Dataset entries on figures
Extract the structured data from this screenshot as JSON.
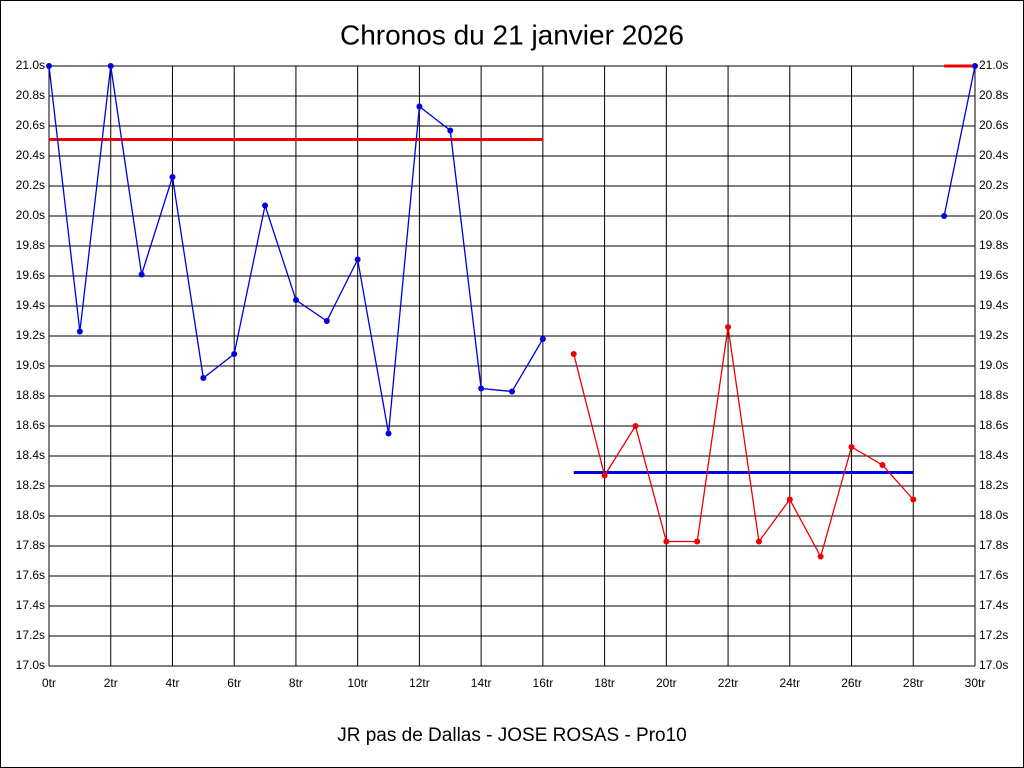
{
  "chart_data": {
    "type": "line",
    "title": "Chronos du 21 janvier 2026",
    "footer": "JR pas de Dallas - JOSE ROSAS - Pro10",
    "x": [
      0,
      1,
      2,
      3,
      4,
      5,
      6,
      7,
      8,
      9,
      10,
      11,
      12,
      13,
      14,
      15,
      16,
      17,
      18,
      19,
      20,
      21,
      22,
      23,
      24,
      25,
      26,
      27,
      28,
      29,
      30
    ],
    "series": [
      {
        "color": "#0000dd",
        "values": [
          21.0,
          19.23,
          21.0,
          19.61,
          20.26,
          18.92,
          19.08,
          20.07,
          19.44,
          19.3,
          19.71,
          18.55,
          20.73,
          20.57,
          18.85,
          18.83,
          19.18,
          null,
          null,
          null,
          null,
          null,
          null,
          null,
          null,
          null,
          null,
          null,
          null,
          20.0,
          21.0
        ]
      },
      {
        "color": "#ee0000",
        "values": [
          null,
          null,
          null,
          null,
          null,
          null,
          null,
          null,
          null,
          null,
          null,
          null,
          null,
          null,
          null,
          null,
          null,
          19.08,
          18.27,
          18.6,
          17.83,
          17.83,
          19.26,
          17.83,
          18.11,
          17.73,
          18.46,
          18.34,
          18.11,
          null,
          null
        ]
      }
    ],
    "reference_lines": [
      {
        "color": "#ee0000",
        "value": 20.51,
        "x": [
          0,
          16
        ]
      },
      {
        "color": "#0000dd",
        "value": 18.29,
        "x": [
          17,
          28
        ]
      },
      {
        "color": "#ee0000",
        "value": 21.0,
        "x": [
          29,
          30
        ]
      }
    ],
    "xlim": [
      0,
      30
    ],
    "xticks": [
      {
        "value": 0,
        "label": "0tr"
      },
      {
        "value": 2,
        "label": "2tr"
      },
      {
        "value": 4,
        "label": "4tr"
      },
      {
        "value": 6,
        "label": "6tr"
      },
      {
        "value": 8,
        "label": "8tr"
      },
      {
        "value": 10,
        "label": "10tr"
      },
      {
        "value": 12,
        "label": "12tr"
      },
      {
        "value": 14,
        "label": "14tr"
      },
      {
        "value": 16,
        "label": "16tr"
      },
      {
        "value": 18,
        "label": "18tr"
      },
      {
        "value": 20,
        "label": "20tr"
      },
      {
        "value": 22,
        "label": "22tr"
      },
      {
        "value": 24,
        "label": "24tr"
      },
      {
        "value": 26,
        "label": "26tr"
      },
      {
        "value": 28,
        "label": "28tr"
      },
      {
        "value": 30,
        "label": "30tr"
      }
    ],
    "ylim": [
      17.0,
      21.0
    ],
    "yticks": [
      {
        "value": 17.0,
        "label": "17.0s"
      },
      {
        "value": 17.2,
        "label": "17.2s"
      },
      {
        "value": 17.4,
        "label": "17.4s"
      },
      {
        "value": 17.6,
        "label": "17.6s"
      },
      {
        "value": 17.8,
        "label": "17.8s"
      },
      {
        "value": 18.0,
        "label": "18.0s"
      },
      {
        "value": 18.2,
        "label": "18.2s"
      },
      {
        "value": 18.4,
        "label": "18.4s"
      },
      {
        "value": 18.6,
        "label": "18.6s"
      },
      {
        "value": 18.8,
        "label": "18.8s"
      },
      {
        "value": 19.0,
        "label": "19.0s"
      },
      {
        "value": 19.2,
        "label": "19.2s"
      },
      {
        "value": 19.4,
        "label": "19.4s"
      },
      {
        "value": 19.6,
        "label": "19.6s"
      },
      {
        "value": 19.8,
        "label": "19.8s"
      },
      {
        "value": 20.0,
        "label": "20.0s"
      },
      {
        "value": 20.2,
        "label": "20.2s"
      },
      {
        "value": 20.4,
        "label": "20.4s"
      },
      {
        "value": 20.6,
        "label": "20.6s"
      },
      {
        "value": 20.8,
        "label": "20.8s"
      },
      {
        "value": 21.0,
        "label": "21.0s"
      }
    ],
    "grid": true
  }
}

> [Task requirements] Keep the pictures out of your copy, and repeat every entry above exactly.

> [Response below]
Extract the structured data from this screenshot as JSON.
{
  "chart_data": {
    "type": "line",
    "title": "Chronos du 21 janvier 2026",
    "footer": "JR pas de Dallas - JOSE ROSAS - Pro10",
    "x": [
      0,
      1,
      2,
      3,
      4,
      5,
      6,
      7,
      8,
      9,
      10,
      11,
      12,
      13,
      14,
      15,
      16,
      17,
      18,
      19,
      20,
      21,
      22,
      23,
      24,
      25,
      26,
      27,
      28,
      29,
      30
    ],
    "series": [
      {
        "color": "#0000dd",
        "values": [
          21.0,
          19.23,
          21.0,
          19.61,
          20.26,
          18.92,
          19.08,
          20.07,
          19.44,
          19.3,
          19.71,
          18.55,
          20.73,
          20.57,
          18.85,
          18.83,
          19.18,
          null,
          null,
          null,
          null,
          null,
          null,
          null,
          null,
          null,
          null,
          null,
          null,
          20.0,
          21.0
        ]
      },
      {
        "color": "#ee0000",
        "values": [
          null,
          null,
          null,
          null,
          null,
          null,
          null,
          null,
          null,
          null,
          null,
          null,
          null,
          null,
          null,
          null,
          null,
          19.08,
          18.27,
          18.6,
          17.83,
          17.83,
          19.26,
          17.83,
          18.11,
          17.73,
          18.46,
          18.34,
          18.11,
          null,
          null
        ]
      }
    ],
    "reference_lines": [
      {
        "color": "#ee0000",
        "value": 20.51,
        "x": [
          0,
          16
        ]
      },
      {
        "color": "#0000dd",
        "value": 18.29,
        "x": [
          17,
          28
        ]
      },
      {
        "color": "#ee0000",
        "value": 21.0,
        "x": [
          29,
          30
        ]
      }
    ],
    "xlim": [
      0,
      30
    ],
    "xticks": [
      {
        "value": 0,
        "label": "0tr"
      },
      {
        "value": 2,
        "label": "2tr"
      },
      {
        "value": 4,
        "label": "4tr"
      },
      {
        "value": 6,
        "label": "6tr"
      },
      {
        "value": 8,
        "label": "8tr"
      },
      {
        "value": 10,
        "label": "10tr"
      },
      {
        "value": 12,
        "label": "12tr"
      },
      {
        "value": 14,
        "label": "14tr"
      },
      {
        "value": 16,
        "label": "16tr"
      },
      {
        "value": 18,
        "label": "18tr"
      },
      {
        "value": 20,
        "label": "20tr"
      },
      {
        "value": 22,
        "label": "22tr"
      },
      {
        "value": 24,
        "label": "24tr"
      },
      {
        "value": 26,
        "label": "26tr"
      },
      {
        "value": 28,
        "label": "28tr"
      },
      {
        "value": 30,
        "label": "30tr"
      }
    ],
    "ylim": [
      17.0,
      21.0
    ],
    "yticks": [
      {
        "value": 17.0,
        "label": "17.0s"
      },
      {
        "value": 17.2,
        "label": "17.2s"
      },
      {
        "value": 17.4,
        "label": "17.4s"
      },
      {
        "value": 17.6,
        "label": "17.6s"
      },
      {
        "value": 17.8,
        "label": "17.8s"
      },
      {
        "value": 18.0,
        "label": "18.0s"
      },
      {
        "value": 18.2,
        "label": "18.2s"
      },
      {
        "value": 18.4,
        "label": "18.4s"
      },
      {
        "value": 18.6,
        "label": "18.6s"
      },
      {
        "value": 18.8,
        "label": "18.8s"
      },
      {
        "value": 19.0,
        "label": "19.0s"
      },
      {
        "value": 19.2,
        "label": "19.2s"
      },
      {
        "value": 19.4,
        "label": "19.4s"
      },
      {
        "value": 19.6,
        "label": "19.6s"
      },
      {
        "value": 19.8,
        "label": "19.8s"
      },
      {
        "value": 20.0,
        "label": "20.0s"
      },
      {
        "value": 20.2,
        "label": "20.2s"
      },
      {
        "value": 20.4,
        "label": "20.4s"
      },
      {
        "value": 20.6,
        "label": "20.6s"
      },
      {
        "value": 20.8,
        "label": "20.8s"
      },
      {
        "value": 21.0,
        "label": "21.0s"
      }
    ],
    "grid": true
  }
}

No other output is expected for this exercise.